Carry on the write-up on the method of false position from the point where it stops.

**TEXT EXTRACT**
* START *
METHOD OF FALSI POSITION OR REGULA -FALSI METHOD
Prepared by – Mr. Ashok Kumar MCA II Sem

The bisection method guarantees that the iterative process will converge. It is however slow. Thus attempts have been made to speed up bisection method retaining its guaranteed convergence. A method of doing this is called the method of false position.
It is sometimes is known as method of linear interpolation.
This is the oldest method for finding the real root of a numerical equation and closely resembles the bisection methods.
In this method, we choose two points x0 and x1 such that f(x0) and f(x1) are of opposite signs. Since the graph of y=f(x) crosses the X-axis between these two points, a root must lie in between these points.
Consequently, f(x0)f(x1)<0.
Equation of the chord joining points {x0,f(x0)} and {x1,f(x1)} is-----
Y- f(x0) = (f(x1)-f(x0))*(x-x0)/(x1-x0)
The abscissa of the point where chord cuts y=0 is given by
X2=x0 - ((x1-x0)*f(x0))/(f(x1)-f(x0))
Which is an approximation to the root.
If now f(x0) and f(x2) are of opposite signs, then the root lies between x0 and x2. So replacing x1 by x2, we obtain the next approximations x3.However the root could as well lie between x1 and x2 then we find x3 accordingly.
* END *
**DATA EXCERPT**
* START *
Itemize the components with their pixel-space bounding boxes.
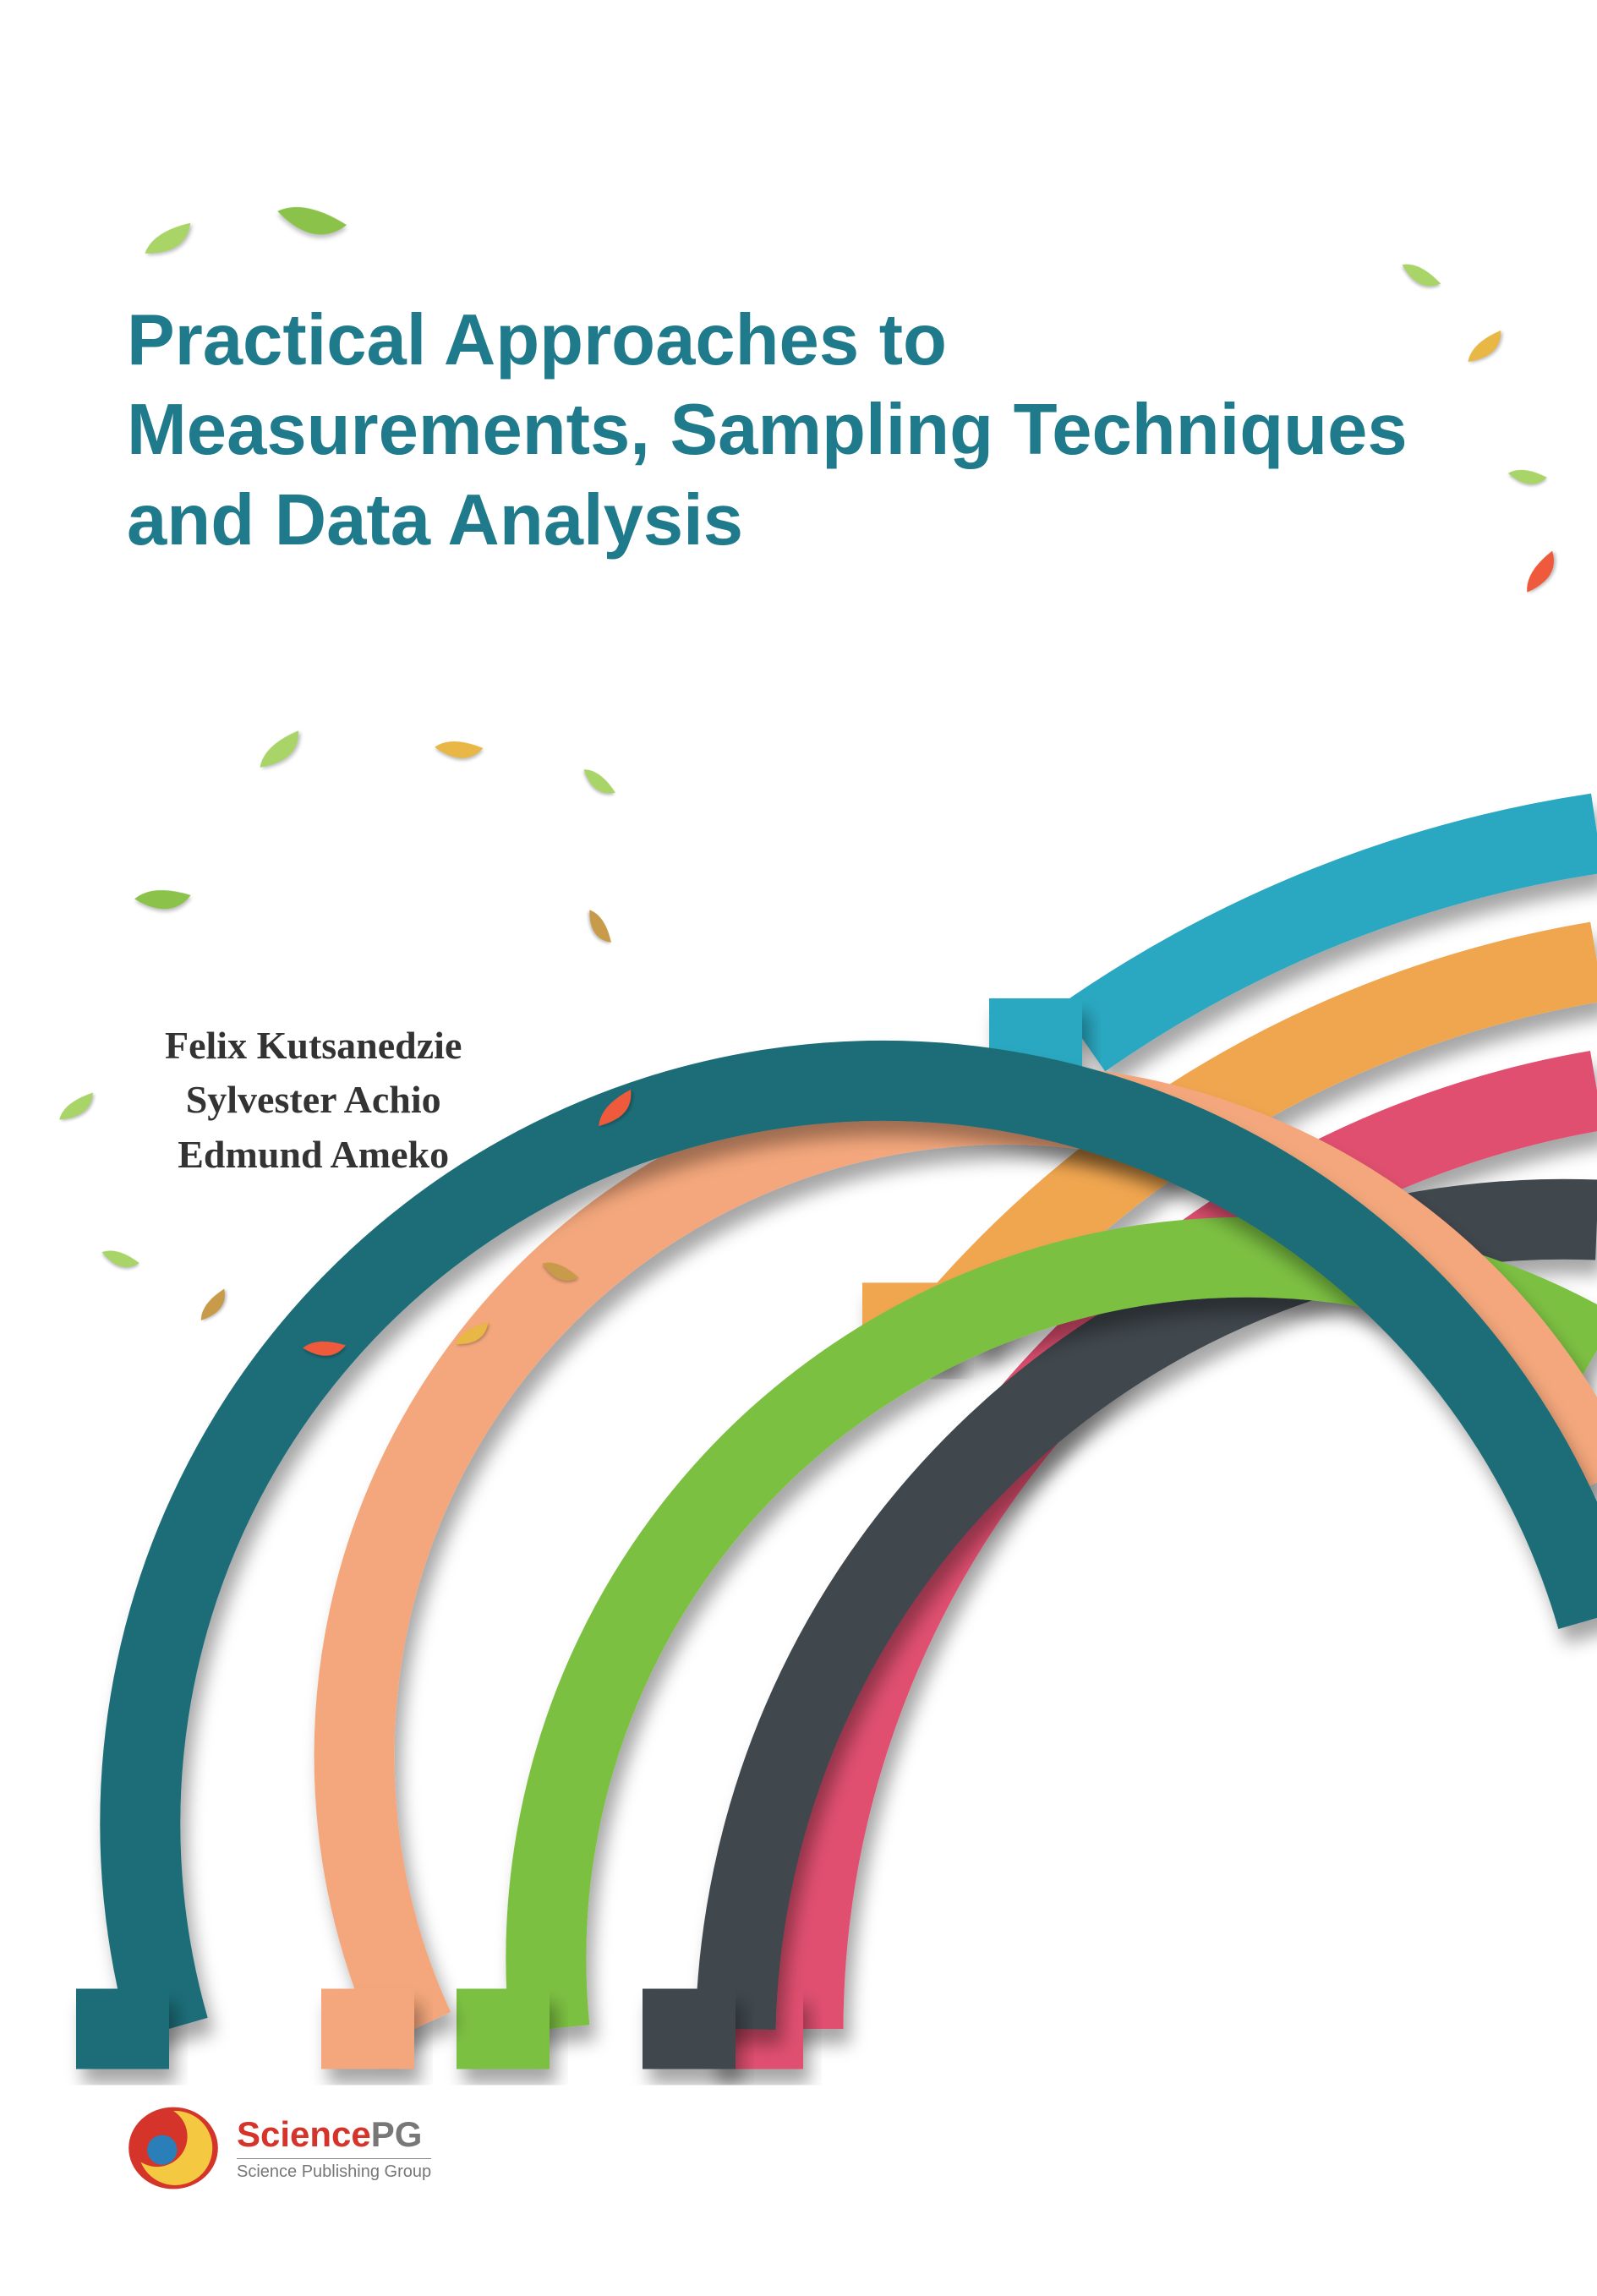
* END *
**ANSWER TO THE EXERCISE**
This procedure is repeated till the root is found to the desired accuracy.






















ALGORITHM
Step 1- Start of the program.
Step 2- Input the variables x0,x1,e,n for the task.
Step 3- f0=f(x0)
Step 4- f1=f(x1)
Step 5- for i=1 and repeat if i <=n.
Step 6- x2=(x0 f1-x1 f0)/(f1-f0)
Step 7- f2=x2.
Step 8- if|f2|<=e
Step 9- Print “convergent”,x2,f2
Step 10- if sign (f2)!=sign(f0)
Step 11- x1=x2 & f1=f2
Step 12- else
Step 13- x0=x2 & f0=f2
Step 14- End loop
Step 15- Print output
Step 16- End of the program.


FLOW CHART





COMPUTER PROGRAME
/*Program to find root of an equation by
REGULA-FALSI method


#include<stdio.h>
#include<conio.h>
float pow(float,int);
void main()
{
int n,i,j=0,z;
float f,f1,f2,x,y,m,a[10],p,p1,p2;
clrscr();
printf("Enter degree of the equation =");
scanf("%d",&n);
printf("\nEnter the interval of the equation ----\n");
scanf("%f%f",&x,&y);
printf("Enter value of a,b,c,d........\n");
for(i=n;i>=0;i--)
scanf("%f",&a[i]);
printf("Enter no. of ITERATIONs = ");
scanf("%d",&z);

while(j<z)
{
f1=0;
f2=0;
f=0;
for(i=n;i>=0;i--)
{
p=pow(x,i);
p1=pow(y,i);
f1=f1+a[i]*p;
f2=f2+a[i]*p1;
m=y-(y-x)*f2/(f2-f1);
p2=pow(m,i);
f=f+a[i]*p2;
}
if(f1*f<0)
{
y=m;
m=y-(y-x)*f2/(f2-f1);
}
else if(f2*f<0)
{
x=m;
m=y-(y-x)*f2/(f2-f1);
}
else
{printf("\nSolution not possible.");
goto l;}
j++;
}
printf("\n\nThe root of equation is ==%f",m);
l :
getch();
}

//..............................power() .....................

float pow(float a,int b)
{
int i,j;
float p=1;
for(i=b;i>0;i--)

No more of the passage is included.